■ What needs to be done ■
Copy, from the entries below, each line where the word "diferentes" can be found.

■ Dataset content ■
--- --- ---
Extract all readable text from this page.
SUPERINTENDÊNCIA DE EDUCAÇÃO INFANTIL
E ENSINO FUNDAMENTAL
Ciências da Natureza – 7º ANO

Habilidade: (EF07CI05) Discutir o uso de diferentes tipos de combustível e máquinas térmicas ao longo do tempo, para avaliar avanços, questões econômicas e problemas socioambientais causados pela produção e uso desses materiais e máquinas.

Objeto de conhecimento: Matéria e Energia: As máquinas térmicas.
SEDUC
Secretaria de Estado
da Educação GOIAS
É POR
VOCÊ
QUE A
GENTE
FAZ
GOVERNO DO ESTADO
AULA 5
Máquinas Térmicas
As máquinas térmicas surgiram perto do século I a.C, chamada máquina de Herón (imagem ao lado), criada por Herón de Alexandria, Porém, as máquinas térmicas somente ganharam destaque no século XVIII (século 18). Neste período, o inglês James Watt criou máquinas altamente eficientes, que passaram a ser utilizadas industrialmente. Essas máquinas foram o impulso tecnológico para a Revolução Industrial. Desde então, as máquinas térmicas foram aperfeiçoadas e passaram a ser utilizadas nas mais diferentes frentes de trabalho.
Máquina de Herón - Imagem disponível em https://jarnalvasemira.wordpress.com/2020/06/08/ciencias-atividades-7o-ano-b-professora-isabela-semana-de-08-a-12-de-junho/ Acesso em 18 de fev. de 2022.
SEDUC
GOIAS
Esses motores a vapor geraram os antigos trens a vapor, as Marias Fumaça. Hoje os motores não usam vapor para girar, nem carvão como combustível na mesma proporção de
--- --- ---
■ Expected answer ■
Habilidade: (EF07CI05) Discutir o uso de diferentes tipos de combustível e máquinas térmicas ao longo do tempo, para avaliar avanços, questões econômicas e problemas socioambientais causados pela produção e uso desses materiais e máquinas.
As máquinas térmicas surgiram perto do século I a.C, chamada máquina de Herón (imagem ao lado), criada por Herón de Alexandria, Porém, as máquinas térmicas somente ganharam destaque no século XVIII (século 18). Neste período, o inglês James Watt criou máquinas altamente eficientes, que passaram a ser utilizadas industrialmente. Essas máquinas foram o impulso tecnológico para a Revolução Industrial. Desde então, as máquinas térmicas foram aperfeiçoadas e passaram a ser utilizadas nas mais diferentes frentes de trabalho.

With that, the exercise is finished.